→ EXERCISE
Give a count of the lines below that have the string "entre" in them, with no other words.

→ DATA PROVIDED
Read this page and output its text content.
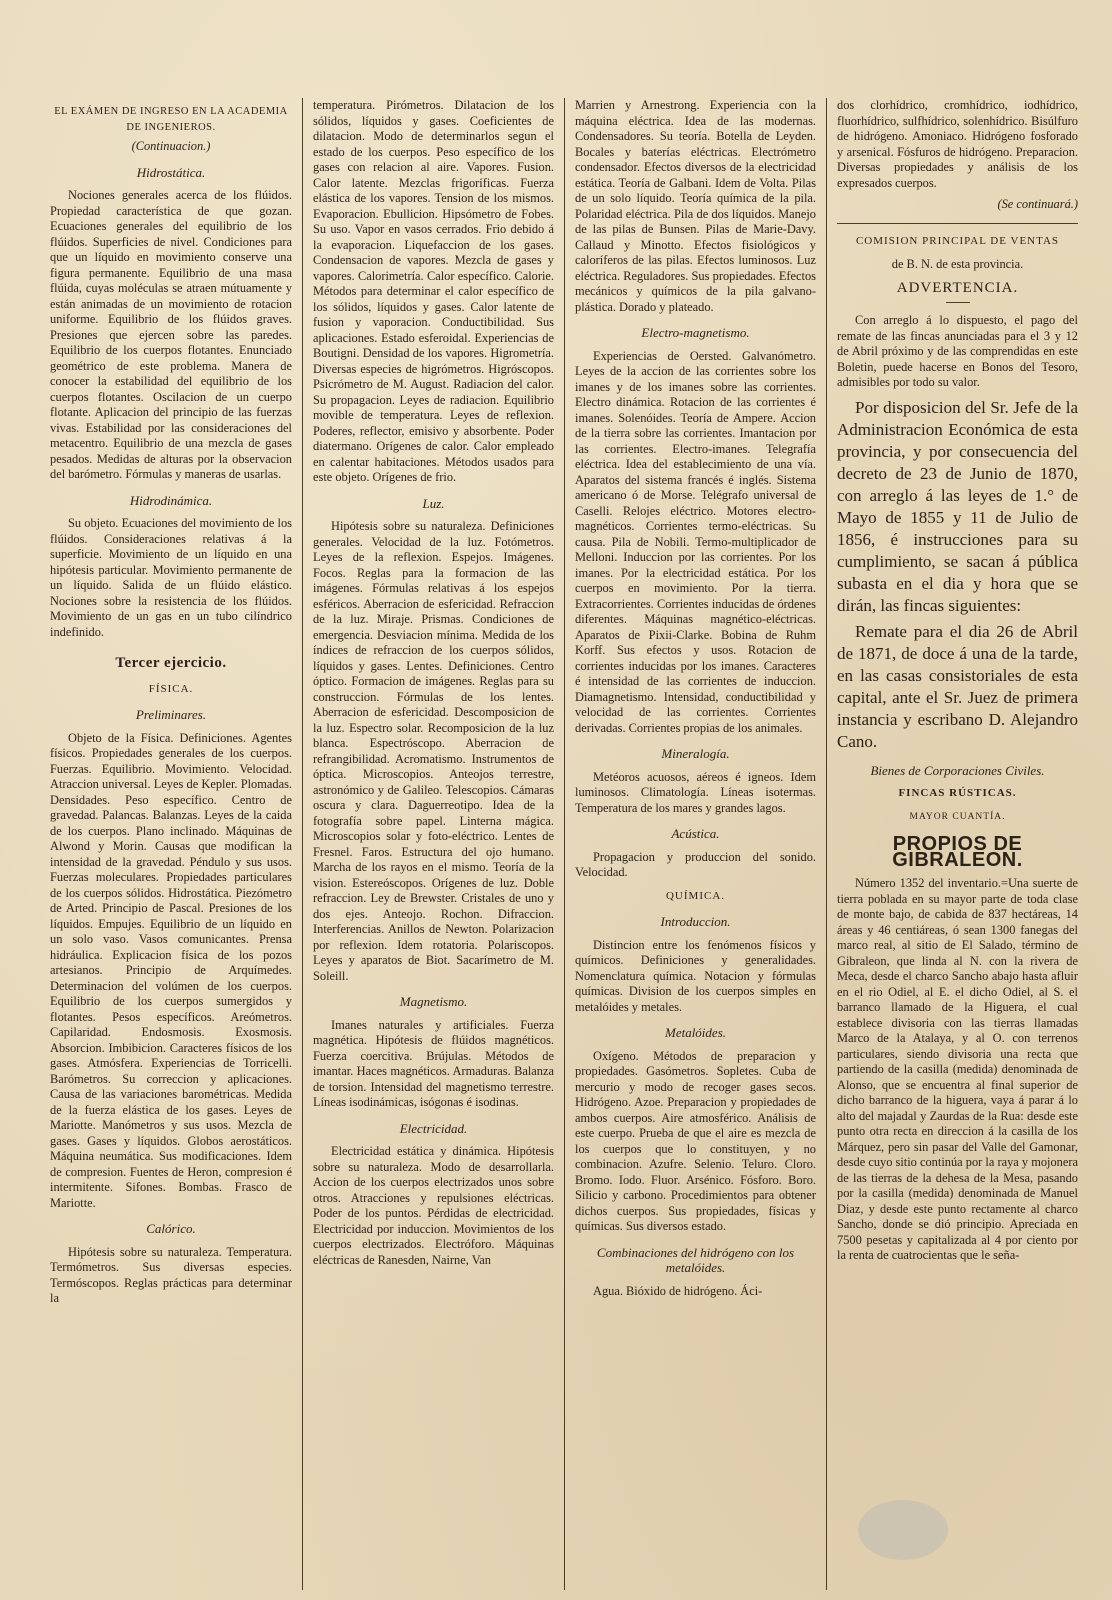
EL EXÁMEN DE INGRESO EN LA ACADEMIA DE INGENIEROS.
(Continuacion.)
Hidrostática.

Nociones generales acerca de los flúidos. Propiedad característica de que gozan. Ecuaciones generales del equilibrio de los flúidos. Superficies de nivel. Condiciones para que un líquido en movimiento conserve una figura permanente. Equilibrio de una masa flúida, cuyas moléculas se atraen mútuamente y están animadas de un movimiento de rotacion uniforme. Equilibrio de los flúidos graves. Presiones que ejercen sobre las paredes. Equilibrio de los cuerpos flotantes. Enunciado geométrico de este problema. Manera de conocer la estabilidad del equilibrio de los cuerpos flotantes. Oscilacion de un cuerpo flotante. Aplicacion del principio de las fuerzas vivas. Estabilidad por las consideraciones del metacentro. Equilibrio de una mezcla de gases pesados. Medidas de alturas por la observacion del barómetro. Fórmulas y maneras de usarlas.

Hidrodinámica.

Su objeto. Ecuaciones del movimiento de los flúidos. Consideraciones relativas á la superficie. Movimiento de un líquido en una hipótesis particular. Movimiento permanente de un líquido. Salida de un flúido elástico. Nociones sobre la resistencia de los flúidos. Movimiento de un gas en un tubo cilíndrico indefinido.

Tercer ejercicio.
FÍSICA.
Preliminares.

Objeto de la Física. Definiciones. Agentes físicos. Propiedades generales de los cuerpos. Fuerzas. Equilibrio. Movimiento. Velocidad. Atraccion universal. Leyes de Kepler. Plomadas. Densidades. Peso específico. Centro de gravedad. Palancas. Balanzas. Leyes de la caida de los cuerpos. Plano inclinado. Máquinas de Alwond y Morin. Causas que modifican la intensidad de la gravedad. Péndulo y sus usos. Fuerzas moleculares. Propiedades particulares de los cuerpos sólidos. Hidrostática. Piezómetro de Arted. Principio de Pascal. Presiones de los líquidos. Empujes. Equilibrio de un líquido en un solo vaso. Vasos comunicantes. Prensa hidráulica. Explicacion física de los pozos artesianos. Principio de Arquímedes. Determinacion del volúmen de los cuerpos. Equilibrio de los cuerpos sumergidos y flotantes. Pesos específicos. Areómetros. Capilaridad. Endosmosis. Exosmosis. Absorcion. Imbibicion. Caracteres físicos de los gases. Atmósfera. Experiencias de Torricelli. Barómetros. Su correccion y aplicaciones. Causa de las variaciones barométricas. Medida de la fuerza elástica de los gases. Leyes de Mariotte. Manómetros y sus usos. Mezcla de gases. Gases y líquidos. Globos aerostáticos. Máquina neumática. Sus modificaciones. Idem de compresion. Fuentes de Heron, compresion é intermitente. Sifones. Bombas. Frasco de Mariotte.

Calórico.

Hipótesis sobre su naturaleza. Temperatura. Termómetros. Sus diversas especies. Termóscopos. Reglas prácticas para determinar la

temperatura. Pirómetros. Dilatacion de los sólidos, líquidos y gases. Coeficientes de dilatacion. Modo de determinarlos segun el estado de los cuerpos. Peso específico de los gases con relacion al aire. Vapores. Fusion. Calor latente. Mezclas frigoríficas. Fuerza elástica de los vapores. Tension de los mismos. Evaporacion. Ebullicion. Hipsómetro de Fobes. Su uso. Vapor en vasos cerrados. Frio debido á la evaporacion. Liquefaccion de los gases. Condensacion de vapores. Mezcla de gases y vapores. Calorimetría. Calor específico. Calorie. Métodos para determinar el calor específico de los sólidos, líquidos y gases. Calor latente de fusion y vaporacion. Conductibilidad. Sus aplicaciones. Estado esferoidal. Experiencias de Boutigni. Densidad de los vapores. Higrometría. Diversas especies de higrómetros. Higróscopos. Psicrómetro de M. August. Radiacion del calor. Su propagacion. Leyes de radiacion. Equilibrio movible de temperatura. Leyes de reflexion. Poderes, reflector, emisivo y absorbente. Poder diatermano. Orígenes de calor. Calor empleado en calentar habitaciones. Métodos usados para este objeto. Orígenes de frio.

Luz.

Hipótesis sobre su naturaleza. Definiciones generales. Velocidad de la luz. Fotómetros. Leyes de la reflexion. Espejos. Imágenes. Focos. Reglas para la formacion de las imágenes. Fórmulas relativas á los espejos esféricos. Aberracion de esfericidad. Refraccion de la luz. Miraje. Prismas. Condiciones de emergencia. Desviacion mínima. Medida de los índices de refraccion de los cuerpos sólidos, líquidos y gases. Lentes. Definiciones. Centro óptico. Formacion de imágenes. Reglas para su construccion. Fórmulas de los lentes. Aberracion de esfericidad. Descomposicion de la luz. Espectro solar. Recomposicion de la luz blanca. Espectróscopo. Aberracion de refrangibilidad. Acromatismo. Instrumentos de óptica. Microscopios. Anteojos terrestre, astronómico y de Galileo. Telescopios. Cámaras oscura y clara. Daguerreotipo. Idea de la fotografía sobre papel. Linterna mágica. Microscopios solar y foto-eléctrico. Lentes de Fresnel. Faros. Estructura del ojo humano. Marcha de los rayos en el mismo. Teoría de la vision. Estereóscopos. Orígenes de luz. Doble refraccion. Ley de Brewster. Cristales de uno y dos ejes. Anteojo. Rochon. Difraccion. Interferencias. Anillos de Newton. Polarizacion por reflexion. Idem rotatoria. Polariscopos. Leyes y aparatos de Biot. Sacarímetro de M. Soleill.

Magnetismo.

Imanes naturales y artificiales. Fuerza magnética. Hipótesis de flúidos magnéticos. Fuerza coercitiva. Brújulas. Métodos de imantar. Haces magnéticos. Armaduras. Balanza de torsion. Intensidad del magnetismo terrestre. Líneas isodinámicas, isógonas é isodinas.

Electricidad.

Electricidad estática y dinámica. Hipótesis sobre su naturaleza. Modo de desarrollarla. Accion de los cuerpos electrizados unos sobre otros. Atracciones y repulsiones eléctricas. Poder de los puntos. Pérdidas de electricidad. Electricidad por induccion. Movimientos de los cuerpos electrizados. Electróforo. Máquinas eléctricas de Ranesden, Nairne, Van

Marrien y Arnestrong. Experiencia con la máquina eléctrica. Idea de las modernas. Condensadores. Su teoría. Botella de Leyden. Bocales y baterías eléctricas. Electrómetro condensador. Efectos diversos de la electricidad estática. Teoría de Galbani. Idem de Volta. Pilas de un solo líquido. Teoría química de la pila. Polaridad eléctrica. Pila de dos líquidos. Manejo de las pilas de Bunsen. Pilas de Marie-Davy. Callaud y Minotto. Efectos fisiológicos y caloríferos de las pilas. Efectos luminosos. Luz eléctrica. Reguladores. Sus propiedades. Efectos mecánicos y químicos de la pila galvano-plástica. Dorado y plateado.

Electro-magnetismo.

Experiencias de Oersted. Galvanómetro. Leyes de la accion de las corrientes sobre los imanes y de los imanes sobre las corrientes. Electro dinámica. Rotacion de las corrientes é imanes. Solenóides. Teoría de Ampere. Accion de la tierra sobre las corrientes. Imantacion por las corrientes. Electro-imanes. Telegrafía eléctrica. Idea del establecimiento de una vía. Aparatos del sistema francés é inglés. Sistema americano ó de Morse. Telégrafo universal de Caselli. Relojes eléctrico. Motores electro-magnéticos. Corrientes termo-eléctricas. Su causa. Pila de Nobili. Termo-multiplicador de Melloni. Induccion por las corrientes. Por los imanes. Por la electricidad estática. Por los cuerpos en movimiento. Por la tierra. Extracorrientes. Corrientes inducidas de órdenes diferentes. Máquinas magnético-eléctricas. Aparatos de Pixii-Clarke. Bobina de Ruhm Korff. Sus efectos y usos. Rotacion de corrientes inducidas por los imanes. Caracteres é intensidad de las corrientes de induccion. Diamagnetismo. Intensidad, conductibilidad y velocidad de las corrientes. Corrientes derivadas. Corrientes propias de los animales.

Mineralogía.

Metéoros acuosos, aéreos é igneos. Idem luminosos. Climatología. Líneas isotermas. Temperatura de los mares y grandes lagos.

Acústica.

Propagacion y produccion del sonido. Velocidad.

QUÍMICA.
Introduccion.

Distincion entre los fenómenos físicos y químicos. Definiciones y generalidades. Nomenclatura química. Notacion y fórmulas químicas. Division de los cuerpos simples en metalóides y metales.

Metalóides.

Oxígeno. Métodos de preparacion y propiedades. Gasómetros. Sopletes. Cuba de mercurio y modo de recoger gases secos. Hidrógeno. Azoe. Preparacion y propiedades de ambos cuerpos. Aire atmosférico. Análisis de este cuerpo. Prueba de que el aire es mezcla de los cuerpos que lo constituyen, y no combinacion. Azufre. Selenio. Teluro. Cloro. Bromo. Iodo. Fluor. Arsénico. Fósforo. Boro. Silicio y carbono. Procedimientos para obtener dichos cuerpos. Sus propiedades, físicas y químicas. Sus diversos estado.

Combinaciones del hidrógeno con los metalóides.

Agua. Bióxido de hidrógeno. Áci-

dos clorhídrico, cromhídrico, iodhídrico, fluorhídrico, sulfhídrico, solenhídrico. Bisúlfuro de hidrógeno. Amoniaco. Hidrógeno fosforado y arsenical. Fósfuros de hidrógeno. Preparacion. Diversas propiedades y análisis de los expresados cuerpos.

(Se continuará.)
COMISION PRINCIPAL DE VENTAS
de B. N. de esta provincia.
ADVERTENCIA.

Con arreglo á lo dispuesto, el pago del remate de las fincas anunciadas para el 3 y 12 de Abril próximo y de las comprendidas en este Boletin, puede hacerse en Bonos del Tesoro, admisibles por todo su valor.

Por disposicion del Sr. Jefe de la Administracion Económica de esta provincia, y por consecuencia del decreto de 23 de Junio de 1870, con arreglo á las leyes de 1.° de Mayo de 1855 y 11 de Julio de 1856, é instrucciones para su cumplimiento, se sacan á pública subasta en el dia y hora que se dirán, las fincas siguientes:

Remate para el dia 26 de Abril de 1871, de doce á una de la tarde, en las casas consistoriales de esta capital, ante el Sr. Juez de primera instancia y escribano D. Alejandro Cano.

Bienes de Corporaciones Civiles.
FINCAS RÚSTICAS.
MAYOR CUANTÍA.
PROPIOS DE GIBRALEON.

Número 1352 del inventario.=Una suerte de tierra poblada en su mayor parte de toda clase de monte bajo, de cabida de 837 hectáreas, 14 áreas y 46 centiáreas, ó sean 1300 fanegas del marco real, al sitio de El Salado, término de Gibraleon, que linda al N. con la rivera de Meca, desde el charco Sancho abajo hasta afluir en el rio Odiel, al E. el dicho Odiel, al S. el barranco llamado de la Higuera, el cual establece divisoria con las tierras llamadas Marco de la Atalaya, y al O. con terrenos particulares, siendo divisoria una recta que partiendo de la casilla (medida) denominada de Alonso, que se encuentra al final superior de dicho barranco de la higuera, vaya á parar á lo alto del majadal y Zaurdas de la Rua: desde este punto otra recta en direccion á la casilla de los Márquez, pero sin pasar del Valle del Gamonar, desde cuyo sitio continúa por la raya y mojonera de las tierras de la dehesa de la Mesa, pasando por la casilla (medida) denominada de Manuel Diaz, y desde este punto rectamente al charco Sancho, donde se dió principio. Apreciada en 7500 pesetas y capitalizada al 4 por ciento por la renta de cuatrocientas que le seña-
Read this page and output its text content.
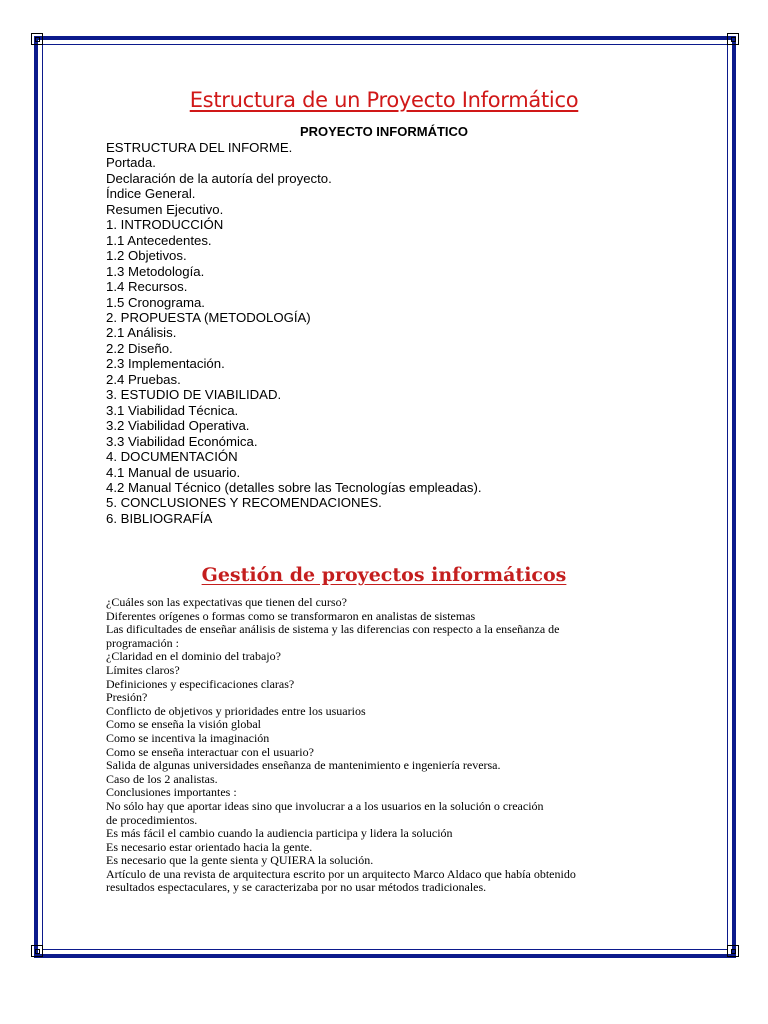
Estructura de un Proyecto Informático
PROYECTO INFORMÁTICO
ESTRUCTURA DEL INFORME.
Portada.
Declaración de la autoría del proyecto.
Índice General.
Resumen Ejecutivo.
1. INTRODUCCIÓN
1.1 Antecedentes.
1.2 Objetivos.
1.3 Metodología.
1.4 Recursos.
1.5 Cronograma.
2. PROPUESTA (METODOLOGÍA)
2.1 Análisis.
2.2 Diseño.
2.3 Implementación.
2.4 Pruebas.
3. ESTUDIO DE VIABILIDAD.
3.1 Viabilidad Técnica.
3.2 Viabilidad Operativa.
3.3 Viabilidad Económica.
4. DOCUMENTACIÓN
4.1 Manual de usuario.
4.2 Manual Técnico (detalles sobre las Tecnologías empleadas).
5. CONCLUSIONES Y RECOMENDACIONES.
6. BIBLIOGRAFÍA
Gestión de proyectos informáticos
¿Cuáles son las expectativas que tienen del curso?
Diferentes orígenes o formas como se transformaron en analistas de sistemas
Las dificultades de enseñar análisis de sistema y las diferencias con respecto a la enseñanza de
programación :
¿Claridad en el dominio del trabajo?
Límites claros?
Definiciones y especificaciones claras?
Presión?
Conflicto de objetivos y prioridades entre los usuarios
Como se enseña la visión global
Como se incentiva la imaginación
Como se enseña interactuar con el usuario?
Salida de algunas universidades enseñanza de mantenimiento e ingeniería reversa.
Caso de los 2 analistas.
Conclusiones importantes :
No sólo hay que aportar ideas sino que involucrar a a los usuarios en la solución o creación
de procedimientos.
Es más fácil el cambio cuando la audiencia participa y lidera la solución
Es necesario estar orientado hacia la gente.
Es necesario que la gente sienta y QUIERA la solución.
Artículo de una revista de arquitectura escrito por un arquitecto Marco Aldaco que había obtenido
resultados espectaculares, y se caracterizaba por no usar métodos tradicionales.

→ TASK SOLUTION
2